LESETEXT:
========================

Bei der Strategie des Ausradierens löschte man zugleich ganze Kulturstädte aus. In Hildesheim – und ähnlich in den anderen zerbombten Städten – wurden neben den Kirchen auch Schulen, Bibliotheken und Archive vernichtet, ein Theater, Museen und Denkmäler, Kapellen und Konvikte, Ateliers, Kunstgalerien und Buchhandlungen, das ganze Spektrum des kulturellen Lebens im Strom einer 1000jährigen Geschichte.
„Rückblickend deutet alles darauf hin, dass der Luftkrieg gegen Deutschland das Ziel verfolgte, möglichst viel von dem Land, seinen Menschen und seinem kulturellen Erbe zu zerstören“, schreibt der britische Professor Anthony C. Grayling.

========================

ARBEITSAUFTRÄGE:
a - Gib bitte aus dem Text über den Luftkrieg den Abschnitt wörtlich wieder, der bei den Worten „Bei der Strategie“ einsetzt und bis „Anthony C. Grayling.“ reicht.
b - Führe den Text über den Luftkrieg nach seinem letzten Satz weiter.
Die Zeilen spielen hierbei keine Rolle.

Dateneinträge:

========================

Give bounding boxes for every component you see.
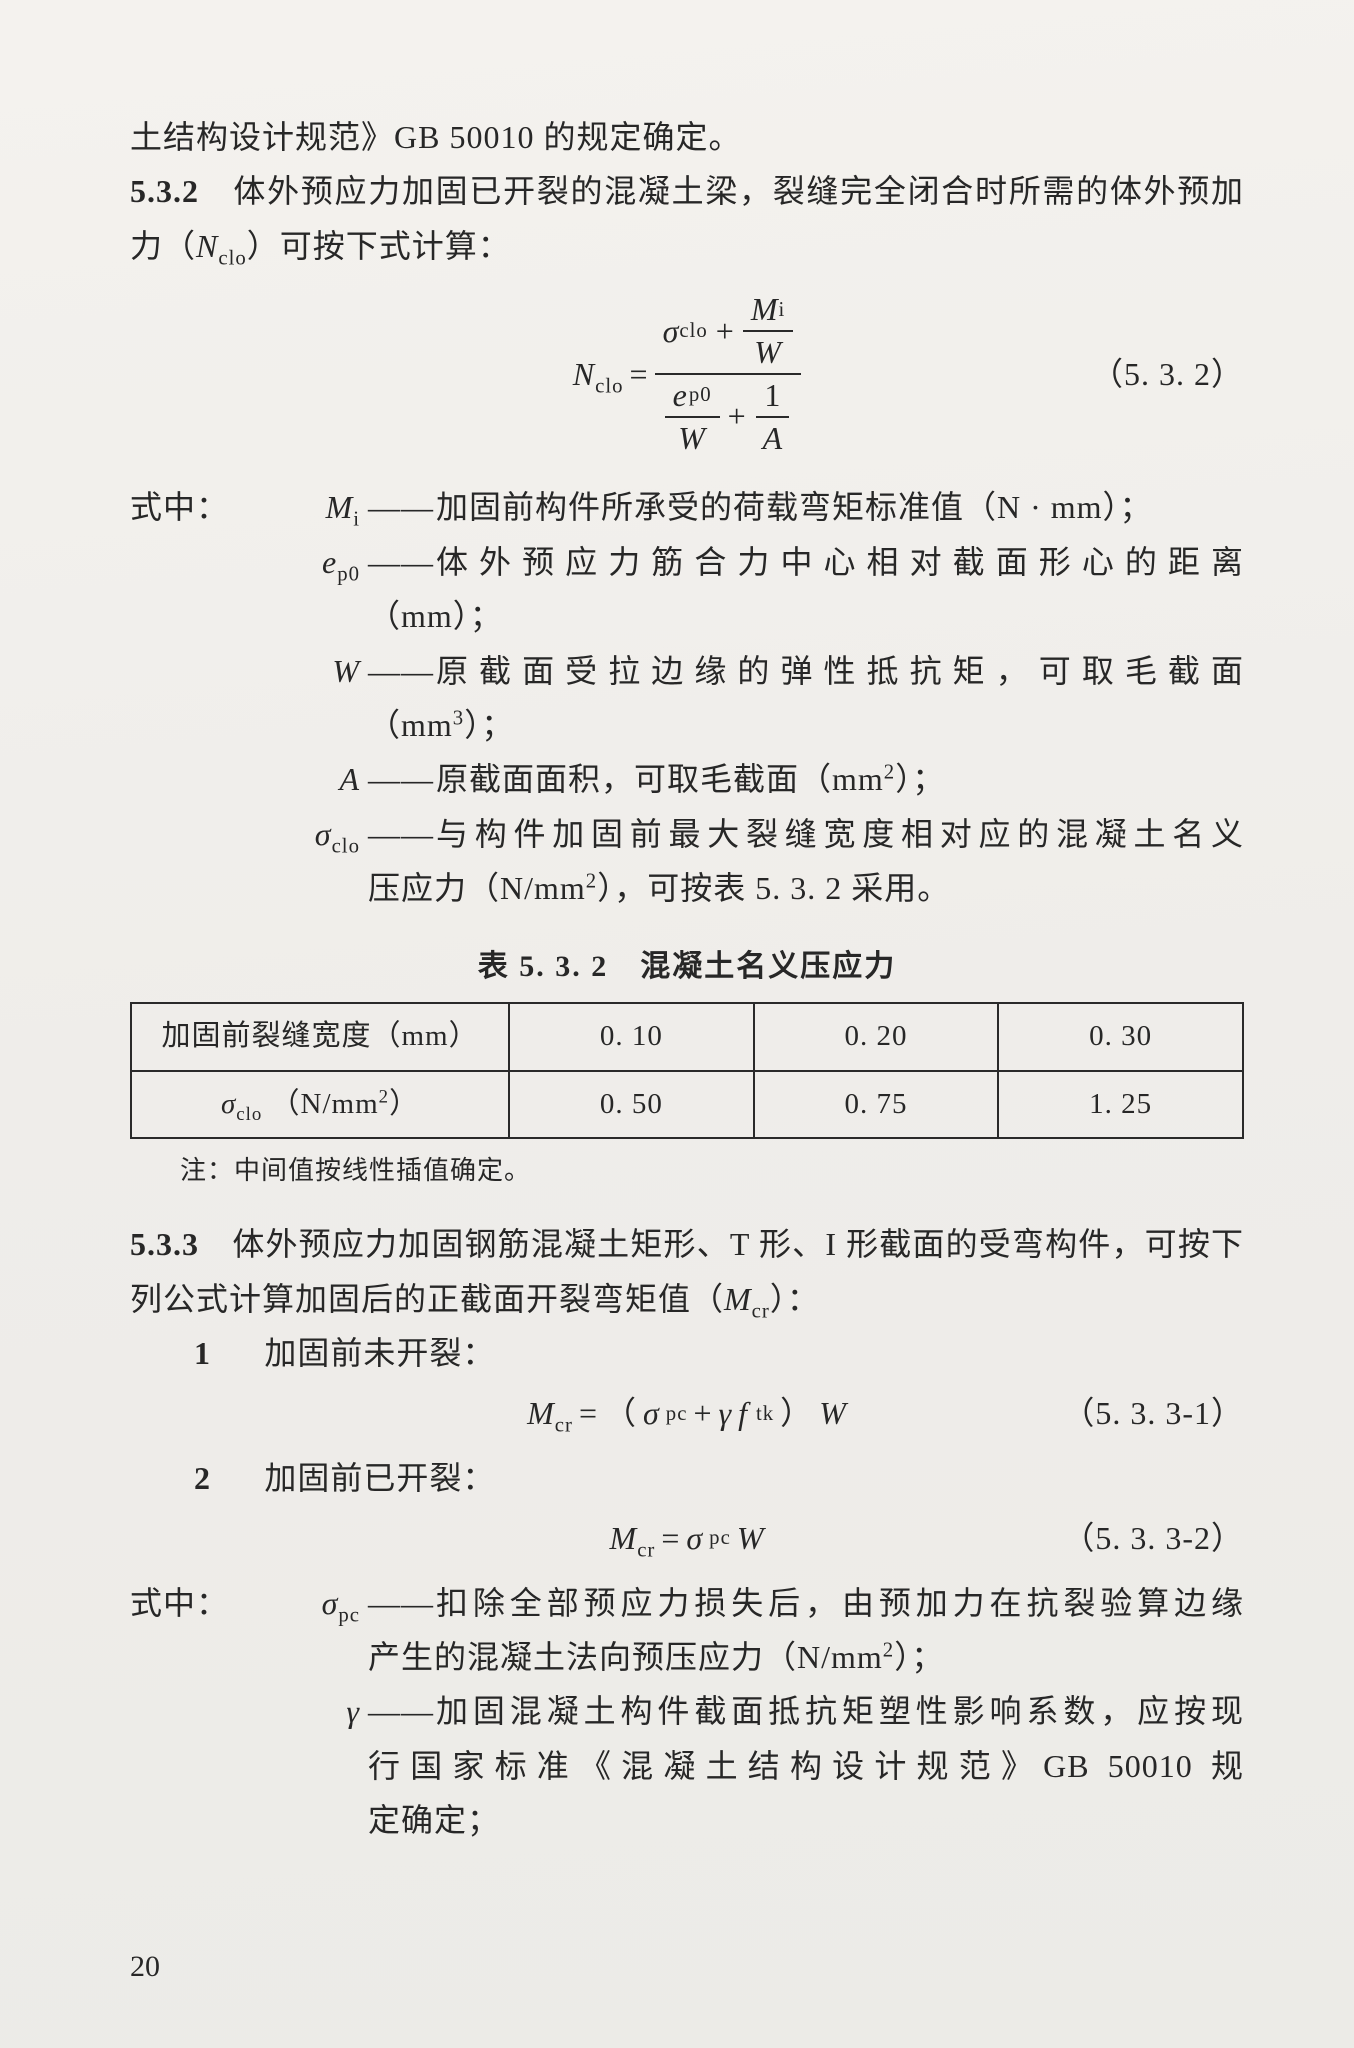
def-sigma-pc-sym: σ [322,1585,339,1621]
eq-W-bot: W [678,420,706,457]
def-gamma-text2: 行国家标准《混凝土结构设计规范》GB 50010 规 [130,1739,1244,1793]
eq-plus-bot: + [728,398,747,435]
equation-number: （5. 3. 2） [1091,347,1244,401]
section-text-a: 体外预应力加固钢筋混凝土矩形、T 形、I 形截面的受弯构件，可按下列公式计算加固… [130,1226,1244,1316]
list-label-2: 2 [194,1451,264,1505]
eq-lhs-sub: clo [595,374,623,397]
section-text-b: ）： [770,1281,820,1317]
table-row: 加固前裂缝宽度（mm） 0. 10 0. 20 0. 30 [131,1003,1243,1070]
def-sigma-pc-sub: pc [338,1603,360,1626]
table-5-3-2: 加固前裂缝宽度（mm） 0. 10 0. 20 0. 30 σclo （N/mm… [130,1002,1244,1139]
equation-body: Nclo = σclo + Mi W ep0 W + [573,291,802,456]
def-gamma-text3: 定确定； [130,1793,1244,1847]
eq-mi-over-w: Mi W [743,291,793,371]
eq-one: 1 [756,377,789,418]
equation-5-3-3-2: Mcr = σpcW （5. 3. 3-2） [130,1511,1244,1565]
eq-plus-top: + [716,313,735,350]
list-label-1: 1 [194,1326,264,1380]
section-number: 5.3.3 [130,1226,199,1262]
eq-sigma: σ [663,313,680,350]
def-ep0-sub: p0 [337,562,360,585]
table-cell: 0. 75 [754,1071,999,1138]
def-W-sym: W [332,653,360,689]
table-cell: 0. 50 [509,1071,754,1138]
section-text-b: ）可按下式计算： [247,228,511,264]
symbol-Mcr: M [724,1281,752,1317]
def-ep0-text1: 体外预应力筋合力中心相对截面形心的距离 [436,535,1244,589]
table-row-label: σclo （N/mm2） [131,1071,509,1138]
def-Mi-sub: i [353,508,360,531]
equation-body: Mcr = σpcW [610,1511,765,1565]
def-W-text2: （mm3）； [130,698,1244,752]
list-text-2: 加固前已开裂： [264,1460,495,1496]
section-5-3-2: 5.3.2 体外预应力加固已开裂的混凝土梁，裂缝完全闭合时所需的体外预加力（Nc… [130,164,1244,273]
equation-number: （5. 3. 3-2） [1062,1511,1244,1565]
equation-5-3-2: Nclo = σclo + Mi W ep0 W + [130,291,1244,456]
section-number: 5.3.2 [130,173,199,209]
eq-e: e [673,377,688,414]
table-header-cell: 0. 10 [509,1003,754,1070]
eq-main-fraction: σclo + Mi W ep0 W + 1 A [655,291,802,456]
eq-e-over-w: ep0 W [665,377,720,457]
eq-W-top: W [754,334,782,371]
symbol-Mcr-sub: cr [752,1299,770,1322]
def-sigma-sub: clo [332,834,360,857]
eq-1-over-a: 1 A [755,377,792,457]
list-item-1: 1加固前未开裂： [130,1326,1244,1380]
equation-5-3-3-1: Mcr = （σpc + γftk）W （5. 3. 3-1） [130,1386,1244,1440]
continued-paragraph: 土结构设计规范》GB 50010 的规定确定。 [130,110,1244,164]
table-note: 注：中间值按线性插值确定。 [130,1139,1244,1217]
def-gamma-text1: 加固混凝土构件截面抵抗矩塑性影响系数，应按现 [436,1684,1244,1738]
eq-lhs: N [573,356,595,392]
page-number: 20 [130,1941,160,1992]
symbol-N-sub: clo [218,246,246,269]
list-item-2: 2加固前已开裂： [130,1451,1244,1505]
def-A-sym: A [339,761,360,797]
def-ep0-text2: （mm）； [130,589,1244,643]
def-sigma-sym: σ [315,816,332,852]
section-5-3-3: 5.3.3 体外预应力加固钢筋混凝土矩形、T 形、I 形截面的受弯构件，可按下列… [130,1217,1244,1326]
page-content: 土结构设计规范》GB 50010 的规定确定。 5.3.2 体外预应力加固已开裂… [130,110,1244,1848]
def-sigma-text2: 压应力（N/mm2），可按表 5. 3. 2 采用。 [130,861,1244,915]
table-caption: 表 5. 3. 2 混凝土名义压应力 [130,941,1244,992]
def-W-text1: 原截面受拉边缘的弹性抵抗矩，可取毛截面 [436,644,1244,698]
def-sigma-pc-text1: 扣除全部预应力损失后，由预加力在抗裂验算边缘 [436,1576,1244,1630]
definitions-2: 式中： σpc —— 扣除全部预应力损失后，由预加力在抗裂验算边缘 产生的混凝土… [130,1576,1244,1848]
def-Mi-text: 加固前构件所承受的荷载弯矩标准值（N · mm）； [436,480,1244,534]
table-header-label: 加固前裂缝宽度（mm） [131,1003,509,1070]
def-gamma-sym: γ [346,1693,360,1729]
list-text-1: 加固前未开裂： [264,1335,495,1371]
eq-equals: = [630,347,649,401]
table-header-cell: 0. 20 [754,1003,999,1070]
definitions-1: 式中： Mi —— 加固前构件所承受的荷载弯矩标准值（N · mm）； ep0 … [130,480,1244,915]
def-ep0-sym: e [322,544,337,580]
defs-header: 式中： [130,480,260,534]
def-Mi-sym: M [326,489,354,525]
equation-body: Mcr = （σpc + γftk）W [527,1386,847,1440]
symbol-N: N [196,228,218,264]
defs-header: 式中： [130,1576,260,1630]
def-A-text: 原截面面积，可取毛截面（mm2）； [436,752,1244,806]
equation-number: （5. 3. 3-1） [1062,1386,1244,1440]
table-header-cell: 0. 30 [998,1003,1243,1070]
def-sigma-pc-text2: 产生的混凝土法向预压应力（N/mm2）； [130,1630,1244,1684]
table-cell: 1. 25 [998,1071,1243,1138]
eq-A: A [763,420,784,457]
def-sigma-text1: 与构件加固前最大裂缝宽度相对应的混凝土名义 [436,807,1244,861]
eq-M: M [751,291,779,328]
def-dash: —— [368,480,436,534]
table-row: σclo （N/mm2） 0. 50 0. 75 1. 25 [131,1071,1243,1138]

========================

LÖSUNGEN DER AUFGABEN:
a -
Bei der Strategie des Ausradierens löschte man zugleich ganze Kulturstädte aus. In Hildesheim – und ähnlich in den anderen zerbombten Städten – wurden neben den Kirchen auch Schulen, Bibliotheken und Archive vernichtet, ein Theater, Museen und Denkmäler, Kapellen und Konvikte, Ateliers, Kunstgalerien und Buchhandlungen, das ganze Spektrum des kulturellen Lebens im Strom einer 1000jährigen Geschichte.
„Rückblickend deutet alles darauf hin, dass der Luftkrieg gegen Deutschland das Ziel verfolgte, möglichst viel von dem Land, seinen Menschen und seinem kulturellen Erbe zu zerstören“, schreibt der britische Professor Anthony C. Grayling.

b -
Wenn der mögliche Verlust des Archivs der Stadt Köln als „kulturelle Katastrophe“ bezeichnet wird, dann bedeutete der Bombenkrieg gegen die Städte Deutschlands eine nationale Kulturkatastrophe, ein Kulturozid.
Die größte Bücherverbrennung aller Zeiten
Schon im September 1942 verlor die Landesbibliothek Karlsruhe 350.000 Bände, im Staatsarchiv Hannover verbrannten die Kernbestände, darunter eine Papsturkunde von 1026 für das Hochstift Hildesheim.
Der Würzburgangriff im März 1945 löschte die im Schloss aufgewahrten Akten des Kurfürstentums Mainz und des Fürstbistums Würzburg aus.
Etwa die Hälfte der deutschen Archivalien war ausgelagert, die andere Hälfte wurde zu vier Fünftel durch den Brandkrieg vernichtet.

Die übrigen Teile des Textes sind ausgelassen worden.